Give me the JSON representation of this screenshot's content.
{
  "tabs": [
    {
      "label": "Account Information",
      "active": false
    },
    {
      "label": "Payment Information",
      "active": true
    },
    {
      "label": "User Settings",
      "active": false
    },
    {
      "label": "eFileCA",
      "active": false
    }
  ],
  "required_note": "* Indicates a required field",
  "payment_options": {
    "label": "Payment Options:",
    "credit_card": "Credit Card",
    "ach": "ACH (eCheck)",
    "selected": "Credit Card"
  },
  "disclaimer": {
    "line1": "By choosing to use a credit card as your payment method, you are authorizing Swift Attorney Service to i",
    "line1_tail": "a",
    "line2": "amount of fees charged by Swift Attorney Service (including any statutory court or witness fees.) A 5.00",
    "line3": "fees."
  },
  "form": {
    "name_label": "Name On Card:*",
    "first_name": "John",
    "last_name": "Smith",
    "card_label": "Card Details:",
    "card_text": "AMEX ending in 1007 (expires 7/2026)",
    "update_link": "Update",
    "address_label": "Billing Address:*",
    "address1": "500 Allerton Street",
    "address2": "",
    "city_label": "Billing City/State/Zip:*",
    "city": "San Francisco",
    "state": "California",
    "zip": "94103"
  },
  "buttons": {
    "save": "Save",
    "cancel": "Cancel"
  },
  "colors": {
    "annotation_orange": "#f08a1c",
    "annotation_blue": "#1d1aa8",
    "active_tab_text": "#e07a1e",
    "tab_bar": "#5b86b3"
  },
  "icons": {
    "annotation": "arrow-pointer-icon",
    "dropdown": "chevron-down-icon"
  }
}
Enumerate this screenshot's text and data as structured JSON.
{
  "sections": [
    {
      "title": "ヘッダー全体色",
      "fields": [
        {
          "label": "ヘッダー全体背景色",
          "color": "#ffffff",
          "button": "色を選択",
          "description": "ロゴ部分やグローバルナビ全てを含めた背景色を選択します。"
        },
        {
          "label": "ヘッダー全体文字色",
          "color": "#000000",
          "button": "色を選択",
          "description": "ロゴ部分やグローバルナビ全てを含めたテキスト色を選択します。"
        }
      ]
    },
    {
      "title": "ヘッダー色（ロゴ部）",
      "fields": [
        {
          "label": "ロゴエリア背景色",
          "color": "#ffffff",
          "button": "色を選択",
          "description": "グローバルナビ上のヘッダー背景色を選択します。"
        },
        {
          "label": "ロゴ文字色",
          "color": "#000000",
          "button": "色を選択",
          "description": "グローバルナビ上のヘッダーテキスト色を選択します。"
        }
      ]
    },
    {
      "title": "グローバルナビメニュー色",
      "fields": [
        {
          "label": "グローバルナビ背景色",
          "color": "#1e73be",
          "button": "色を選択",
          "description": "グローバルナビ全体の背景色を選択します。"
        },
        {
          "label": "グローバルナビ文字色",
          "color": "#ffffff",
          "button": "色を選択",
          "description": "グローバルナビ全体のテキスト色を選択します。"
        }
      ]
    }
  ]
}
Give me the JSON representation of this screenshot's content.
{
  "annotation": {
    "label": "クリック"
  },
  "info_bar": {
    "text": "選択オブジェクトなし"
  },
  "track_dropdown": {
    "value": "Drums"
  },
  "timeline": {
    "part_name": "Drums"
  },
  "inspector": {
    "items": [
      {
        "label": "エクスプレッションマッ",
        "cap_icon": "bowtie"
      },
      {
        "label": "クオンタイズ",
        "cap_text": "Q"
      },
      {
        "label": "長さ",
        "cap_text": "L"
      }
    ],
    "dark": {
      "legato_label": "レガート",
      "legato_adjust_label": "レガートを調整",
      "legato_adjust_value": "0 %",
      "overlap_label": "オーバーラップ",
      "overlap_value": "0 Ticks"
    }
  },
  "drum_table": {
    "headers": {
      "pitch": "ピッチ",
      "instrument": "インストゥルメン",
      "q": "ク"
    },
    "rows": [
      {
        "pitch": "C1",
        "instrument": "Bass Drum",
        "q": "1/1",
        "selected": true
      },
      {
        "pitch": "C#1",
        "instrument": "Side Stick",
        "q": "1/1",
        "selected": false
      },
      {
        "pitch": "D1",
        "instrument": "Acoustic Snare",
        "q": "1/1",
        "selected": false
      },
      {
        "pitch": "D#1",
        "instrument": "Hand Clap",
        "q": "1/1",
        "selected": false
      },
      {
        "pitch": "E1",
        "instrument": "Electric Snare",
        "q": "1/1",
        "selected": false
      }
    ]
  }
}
━━━━━━━━━━━━━━━━━━━━━━━━━━━━━━
#### Task objective
Give the number of lines in the listing above that hold the string "Service", with nothing else.

#### Final result
2